==== Supplied material ====

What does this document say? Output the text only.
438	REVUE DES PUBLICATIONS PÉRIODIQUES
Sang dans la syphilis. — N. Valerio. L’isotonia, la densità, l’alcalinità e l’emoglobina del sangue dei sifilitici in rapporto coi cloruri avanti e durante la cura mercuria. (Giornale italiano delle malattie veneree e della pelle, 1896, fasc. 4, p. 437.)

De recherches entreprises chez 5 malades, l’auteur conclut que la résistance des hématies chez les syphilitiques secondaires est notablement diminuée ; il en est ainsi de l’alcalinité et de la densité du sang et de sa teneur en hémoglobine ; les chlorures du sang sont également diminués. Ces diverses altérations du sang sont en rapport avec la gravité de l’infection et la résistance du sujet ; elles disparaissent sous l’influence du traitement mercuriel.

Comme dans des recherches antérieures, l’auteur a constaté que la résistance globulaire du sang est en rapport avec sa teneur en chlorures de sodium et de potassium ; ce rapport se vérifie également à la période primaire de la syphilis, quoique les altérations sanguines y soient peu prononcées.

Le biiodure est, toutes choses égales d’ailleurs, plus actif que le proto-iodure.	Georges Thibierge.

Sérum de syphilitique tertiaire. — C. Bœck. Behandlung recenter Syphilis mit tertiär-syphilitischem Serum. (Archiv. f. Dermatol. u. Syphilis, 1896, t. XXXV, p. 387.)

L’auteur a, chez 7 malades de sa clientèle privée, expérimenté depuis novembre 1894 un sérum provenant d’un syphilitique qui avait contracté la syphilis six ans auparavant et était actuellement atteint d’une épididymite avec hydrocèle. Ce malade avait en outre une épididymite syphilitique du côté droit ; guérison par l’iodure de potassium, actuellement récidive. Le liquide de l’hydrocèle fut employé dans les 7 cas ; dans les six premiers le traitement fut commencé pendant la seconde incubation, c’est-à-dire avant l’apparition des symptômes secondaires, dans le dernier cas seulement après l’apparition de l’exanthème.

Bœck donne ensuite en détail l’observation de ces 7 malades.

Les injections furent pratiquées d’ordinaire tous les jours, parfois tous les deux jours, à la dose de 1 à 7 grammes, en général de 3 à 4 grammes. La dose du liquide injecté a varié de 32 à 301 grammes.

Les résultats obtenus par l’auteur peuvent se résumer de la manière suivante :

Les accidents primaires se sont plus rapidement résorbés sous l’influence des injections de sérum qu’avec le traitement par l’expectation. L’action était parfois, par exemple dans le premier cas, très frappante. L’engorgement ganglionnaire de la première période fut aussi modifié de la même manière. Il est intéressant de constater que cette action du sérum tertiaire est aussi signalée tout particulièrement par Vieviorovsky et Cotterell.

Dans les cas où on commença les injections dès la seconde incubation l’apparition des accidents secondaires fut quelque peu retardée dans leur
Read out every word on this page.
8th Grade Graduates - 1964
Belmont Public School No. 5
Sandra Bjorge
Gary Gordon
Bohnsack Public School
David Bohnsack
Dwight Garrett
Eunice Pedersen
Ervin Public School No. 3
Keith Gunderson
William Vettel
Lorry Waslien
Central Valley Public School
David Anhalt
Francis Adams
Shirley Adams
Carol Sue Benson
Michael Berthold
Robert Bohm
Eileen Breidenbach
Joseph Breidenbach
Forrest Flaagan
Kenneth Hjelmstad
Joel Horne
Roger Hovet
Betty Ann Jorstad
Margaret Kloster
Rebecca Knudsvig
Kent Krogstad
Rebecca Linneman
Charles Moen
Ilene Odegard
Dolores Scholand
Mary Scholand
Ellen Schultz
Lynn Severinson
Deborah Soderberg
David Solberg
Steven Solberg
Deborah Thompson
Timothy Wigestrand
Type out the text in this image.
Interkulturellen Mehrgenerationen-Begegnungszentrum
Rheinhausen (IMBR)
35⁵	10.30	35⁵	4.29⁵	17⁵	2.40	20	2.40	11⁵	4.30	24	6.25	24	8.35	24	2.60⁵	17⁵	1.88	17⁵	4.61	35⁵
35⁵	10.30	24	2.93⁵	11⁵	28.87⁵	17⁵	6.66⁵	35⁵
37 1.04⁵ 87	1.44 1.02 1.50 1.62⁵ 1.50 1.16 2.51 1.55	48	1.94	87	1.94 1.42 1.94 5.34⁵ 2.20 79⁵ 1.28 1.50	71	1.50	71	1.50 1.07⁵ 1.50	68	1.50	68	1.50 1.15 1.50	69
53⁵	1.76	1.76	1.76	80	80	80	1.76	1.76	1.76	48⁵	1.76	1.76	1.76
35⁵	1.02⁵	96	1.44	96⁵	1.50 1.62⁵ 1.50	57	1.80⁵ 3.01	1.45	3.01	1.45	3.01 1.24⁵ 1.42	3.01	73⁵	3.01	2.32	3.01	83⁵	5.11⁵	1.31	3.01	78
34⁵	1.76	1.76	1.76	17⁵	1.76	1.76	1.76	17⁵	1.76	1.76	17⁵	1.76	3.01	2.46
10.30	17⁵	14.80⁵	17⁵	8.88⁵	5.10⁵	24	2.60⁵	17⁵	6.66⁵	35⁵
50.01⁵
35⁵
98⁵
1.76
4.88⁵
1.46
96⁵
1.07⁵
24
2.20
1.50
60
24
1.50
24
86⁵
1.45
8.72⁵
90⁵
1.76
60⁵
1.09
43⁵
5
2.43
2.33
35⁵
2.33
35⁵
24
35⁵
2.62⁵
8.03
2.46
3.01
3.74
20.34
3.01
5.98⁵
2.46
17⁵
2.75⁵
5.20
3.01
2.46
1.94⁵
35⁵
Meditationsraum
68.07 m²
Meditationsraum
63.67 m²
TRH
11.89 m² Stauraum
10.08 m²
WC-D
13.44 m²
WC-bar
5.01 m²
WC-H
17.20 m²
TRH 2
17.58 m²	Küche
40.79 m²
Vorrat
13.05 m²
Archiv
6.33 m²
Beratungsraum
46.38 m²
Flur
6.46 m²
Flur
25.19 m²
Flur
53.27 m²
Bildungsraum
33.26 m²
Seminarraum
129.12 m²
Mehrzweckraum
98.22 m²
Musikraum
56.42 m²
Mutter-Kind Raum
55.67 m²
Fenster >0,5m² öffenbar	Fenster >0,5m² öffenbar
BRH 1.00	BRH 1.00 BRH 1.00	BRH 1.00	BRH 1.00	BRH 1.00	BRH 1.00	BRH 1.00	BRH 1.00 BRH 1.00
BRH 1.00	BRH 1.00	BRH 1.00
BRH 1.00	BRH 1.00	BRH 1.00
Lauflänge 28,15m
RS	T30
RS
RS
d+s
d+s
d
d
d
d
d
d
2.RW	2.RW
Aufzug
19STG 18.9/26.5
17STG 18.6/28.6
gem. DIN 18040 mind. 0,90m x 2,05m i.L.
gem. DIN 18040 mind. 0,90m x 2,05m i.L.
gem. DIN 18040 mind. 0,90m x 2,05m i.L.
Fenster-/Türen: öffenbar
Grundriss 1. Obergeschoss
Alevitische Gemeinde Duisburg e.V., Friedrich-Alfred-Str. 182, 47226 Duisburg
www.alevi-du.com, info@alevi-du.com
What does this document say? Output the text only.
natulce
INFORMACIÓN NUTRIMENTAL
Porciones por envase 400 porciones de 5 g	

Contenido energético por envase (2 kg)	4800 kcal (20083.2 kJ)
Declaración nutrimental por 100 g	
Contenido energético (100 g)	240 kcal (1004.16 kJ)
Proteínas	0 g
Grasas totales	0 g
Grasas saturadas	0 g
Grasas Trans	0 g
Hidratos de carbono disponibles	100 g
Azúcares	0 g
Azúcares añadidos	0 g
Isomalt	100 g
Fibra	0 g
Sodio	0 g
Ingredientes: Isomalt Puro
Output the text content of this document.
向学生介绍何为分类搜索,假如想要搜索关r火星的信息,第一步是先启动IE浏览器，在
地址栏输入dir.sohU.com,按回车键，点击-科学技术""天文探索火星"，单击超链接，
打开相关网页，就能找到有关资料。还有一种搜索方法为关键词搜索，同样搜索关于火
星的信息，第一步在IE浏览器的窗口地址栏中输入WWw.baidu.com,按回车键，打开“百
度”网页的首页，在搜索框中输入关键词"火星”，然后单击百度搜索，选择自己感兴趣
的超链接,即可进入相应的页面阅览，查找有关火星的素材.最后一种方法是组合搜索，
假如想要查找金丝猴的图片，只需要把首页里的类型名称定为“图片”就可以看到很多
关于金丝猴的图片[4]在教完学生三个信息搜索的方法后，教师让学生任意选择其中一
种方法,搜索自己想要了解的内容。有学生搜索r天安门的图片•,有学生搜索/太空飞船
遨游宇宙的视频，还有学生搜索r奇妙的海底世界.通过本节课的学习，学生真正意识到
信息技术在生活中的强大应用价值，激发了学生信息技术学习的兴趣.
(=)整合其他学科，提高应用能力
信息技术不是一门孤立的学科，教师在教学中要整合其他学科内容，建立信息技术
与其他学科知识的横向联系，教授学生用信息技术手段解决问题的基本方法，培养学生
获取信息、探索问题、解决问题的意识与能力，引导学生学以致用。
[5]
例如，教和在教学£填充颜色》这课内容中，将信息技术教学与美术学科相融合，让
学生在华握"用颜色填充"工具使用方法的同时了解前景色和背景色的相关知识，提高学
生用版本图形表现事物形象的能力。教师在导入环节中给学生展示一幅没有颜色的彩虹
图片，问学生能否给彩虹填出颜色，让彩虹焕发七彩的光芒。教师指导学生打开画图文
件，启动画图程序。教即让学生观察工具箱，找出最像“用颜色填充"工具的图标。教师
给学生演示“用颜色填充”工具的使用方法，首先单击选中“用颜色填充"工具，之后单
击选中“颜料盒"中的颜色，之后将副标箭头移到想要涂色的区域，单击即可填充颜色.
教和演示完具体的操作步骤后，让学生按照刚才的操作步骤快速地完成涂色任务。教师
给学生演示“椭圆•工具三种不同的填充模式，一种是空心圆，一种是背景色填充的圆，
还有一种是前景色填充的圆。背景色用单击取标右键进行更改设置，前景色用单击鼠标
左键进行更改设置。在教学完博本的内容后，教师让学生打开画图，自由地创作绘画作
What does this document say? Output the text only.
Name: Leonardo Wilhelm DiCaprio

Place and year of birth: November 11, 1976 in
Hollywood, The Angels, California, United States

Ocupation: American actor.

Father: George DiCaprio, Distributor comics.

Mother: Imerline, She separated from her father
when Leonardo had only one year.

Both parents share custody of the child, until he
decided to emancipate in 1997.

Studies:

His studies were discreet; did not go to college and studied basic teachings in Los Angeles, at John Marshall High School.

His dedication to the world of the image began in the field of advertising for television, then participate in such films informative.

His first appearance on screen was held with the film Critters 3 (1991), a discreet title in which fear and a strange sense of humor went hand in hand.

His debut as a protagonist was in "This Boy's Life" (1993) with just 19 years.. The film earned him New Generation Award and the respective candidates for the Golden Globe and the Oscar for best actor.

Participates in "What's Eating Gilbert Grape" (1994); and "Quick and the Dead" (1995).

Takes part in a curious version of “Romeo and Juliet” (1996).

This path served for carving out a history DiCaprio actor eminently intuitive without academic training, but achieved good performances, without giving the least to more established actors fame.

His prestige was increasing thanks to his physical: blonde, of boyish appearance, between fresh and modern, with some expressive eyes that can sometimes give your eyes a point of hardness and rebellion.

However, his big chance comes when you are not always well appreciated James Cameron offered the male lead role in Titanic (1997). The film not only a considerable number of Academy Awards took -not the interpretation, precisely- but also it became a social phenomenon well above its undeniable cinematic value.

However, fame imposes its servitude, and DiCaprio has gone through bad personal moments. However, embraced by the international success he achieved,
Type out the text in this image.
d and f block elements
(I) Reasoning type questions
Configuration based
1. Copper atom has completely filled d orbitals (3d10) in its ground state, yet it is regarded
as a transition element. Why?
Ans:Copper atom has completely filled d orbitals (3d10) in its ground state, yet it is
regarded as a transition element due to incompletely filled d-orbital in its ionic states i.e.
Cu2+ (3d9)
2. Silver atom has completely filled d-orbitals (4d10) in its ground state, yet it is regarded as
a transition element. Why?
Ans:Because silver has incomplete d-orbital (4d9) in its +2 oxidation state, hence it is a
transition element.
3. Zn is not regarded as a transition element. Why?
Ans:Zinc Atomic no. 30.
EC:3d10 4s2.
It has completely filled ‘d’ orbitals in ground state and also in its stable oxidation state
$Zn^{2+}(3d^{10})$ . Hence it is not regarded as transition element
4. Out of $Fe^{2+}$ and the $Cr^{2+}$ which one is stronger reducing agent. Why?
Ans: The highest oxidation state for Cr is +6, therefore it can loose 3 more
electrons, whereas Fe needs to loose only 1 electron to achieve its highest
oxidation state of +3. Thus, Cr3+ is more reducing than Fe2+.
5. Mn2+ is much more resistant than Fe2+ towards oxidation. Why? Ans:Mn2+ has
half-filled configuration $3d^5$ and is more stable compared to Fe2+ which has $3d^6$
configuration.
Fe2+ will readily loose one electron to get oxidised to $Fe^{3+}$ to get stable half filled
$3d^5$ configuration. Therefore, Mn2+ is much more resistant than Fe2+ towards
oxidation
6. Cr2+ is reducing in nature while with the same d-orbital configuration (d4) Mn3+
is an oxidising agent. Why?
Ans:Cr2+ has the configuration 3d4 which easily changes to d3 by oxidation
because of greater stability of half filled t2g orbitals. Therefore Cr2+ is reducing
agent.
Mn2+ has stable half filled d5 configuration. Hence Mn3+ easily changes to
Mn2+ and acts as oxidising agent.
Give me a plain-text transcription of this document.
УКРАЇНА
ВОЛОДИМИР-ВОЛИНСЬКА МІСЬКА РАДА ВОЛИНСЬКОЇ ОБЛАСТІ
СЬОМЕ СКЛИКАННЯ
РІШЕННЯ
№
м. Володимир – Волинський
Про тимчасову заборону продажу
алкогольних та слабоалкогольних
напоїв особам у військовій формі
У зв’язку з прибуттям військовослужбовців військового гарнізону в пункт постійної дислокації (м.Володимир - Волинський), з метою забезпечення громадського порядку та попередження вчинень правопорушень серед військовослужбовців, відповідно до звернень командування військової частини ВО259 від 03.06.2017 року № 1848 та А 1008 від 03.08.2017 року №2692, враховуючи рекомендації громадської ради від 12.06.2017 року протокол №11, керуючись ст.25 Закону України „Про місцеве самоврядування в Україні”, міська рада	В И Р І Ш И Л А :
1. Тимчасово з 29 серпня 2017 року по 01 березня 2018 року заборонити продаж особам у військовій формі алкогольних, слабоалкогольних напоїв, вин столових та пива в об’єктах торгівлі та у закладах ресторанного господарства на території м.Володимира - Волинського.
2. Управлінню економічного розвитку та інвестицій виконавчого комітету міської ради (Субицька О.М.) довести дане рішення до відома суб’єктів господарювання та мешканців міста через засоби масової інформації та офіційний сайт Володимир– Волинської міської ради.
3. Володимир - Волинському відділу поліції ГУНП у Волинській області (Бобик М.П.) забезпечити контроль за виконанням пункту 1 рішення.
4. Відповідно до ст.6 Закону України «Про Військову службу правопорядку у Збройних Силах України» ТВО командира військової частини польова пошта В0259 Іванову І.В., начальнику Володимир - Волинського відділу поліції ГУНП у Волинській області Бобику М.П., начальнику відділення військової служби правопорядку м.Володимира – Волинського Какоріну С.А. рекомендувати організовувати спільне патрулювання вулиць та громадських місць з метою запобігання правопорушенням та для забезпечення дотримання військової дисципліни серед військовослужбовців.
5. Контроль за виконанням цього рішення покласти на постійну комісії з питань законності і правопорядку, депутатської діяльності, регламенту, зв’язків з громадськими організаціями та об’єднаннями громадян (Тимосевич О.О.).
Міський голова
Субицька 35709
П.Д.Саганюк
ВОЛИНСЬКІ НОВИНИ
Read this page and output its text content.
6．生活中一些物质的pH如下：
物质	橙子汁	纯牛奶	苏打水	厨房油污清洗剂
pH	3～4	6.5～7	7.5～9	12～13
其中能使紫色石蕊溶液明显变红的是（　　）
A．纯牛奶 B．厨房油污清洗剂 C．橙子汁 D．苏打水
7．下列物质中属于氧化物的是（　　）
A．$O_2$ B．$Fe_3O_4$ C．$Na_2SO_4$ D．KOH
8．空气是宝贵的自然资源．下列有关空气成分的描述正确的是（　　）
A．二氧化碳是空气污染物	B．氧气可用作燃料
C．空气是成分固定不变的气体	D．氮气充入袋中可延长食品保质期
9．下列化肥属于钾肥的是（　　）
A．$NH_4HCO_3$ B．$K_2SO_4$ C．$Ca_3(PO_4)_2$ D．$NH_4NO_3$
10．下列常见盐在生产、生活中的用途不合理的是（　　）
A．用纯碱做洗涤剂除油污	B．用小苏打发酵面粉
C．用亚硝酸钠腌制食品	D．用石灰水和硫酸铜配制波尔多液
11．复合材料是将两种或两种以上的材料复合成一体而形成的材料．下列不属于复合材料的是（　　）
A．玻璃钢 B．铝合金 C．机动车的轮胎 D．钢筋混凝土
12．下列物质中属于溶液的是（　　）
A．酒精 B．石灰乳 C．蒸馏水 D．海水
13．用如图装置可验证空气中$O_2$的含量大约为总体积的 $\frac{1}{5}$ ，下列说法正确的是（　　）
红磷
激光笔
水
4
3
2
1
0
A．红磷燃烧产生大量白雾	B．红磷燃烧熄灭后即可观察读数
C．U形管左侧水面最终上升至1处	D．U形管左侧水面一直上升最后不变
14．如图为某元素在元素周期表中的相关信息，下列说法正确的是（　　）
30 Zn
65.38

====

_Exercise brief:_ Copy and report every line where the word "incubation" is present.

_Reply:_
L’auteur a, chez 7 malades de sa clientèle privée, expérimenté depuis novembre 1894 un sérum provenant d’un syphilitique qui avait contracté la syphilis six ans auparavant et était actuellement atteint d’une épididymite avec hydrocèle. Ce malade avait en outre une épididymite syphilitique du côté droit ; guérison par l’iodure de potassium, actuellement récidive. Le liquide de l’hydrocèle fut employé dans les 7 cas ; dans les six premiers le traitement fut commencé pendant la seconde incubation, c’est-à-dire avant l’apparition des symptômes secondaires, dans le dernier cas seulement après l’apparition de l’exanthème.
Dans les cas où on commença les injections dès la seconde incubation l’apparition des accidents secondaires fut quelque peu retardée dans leur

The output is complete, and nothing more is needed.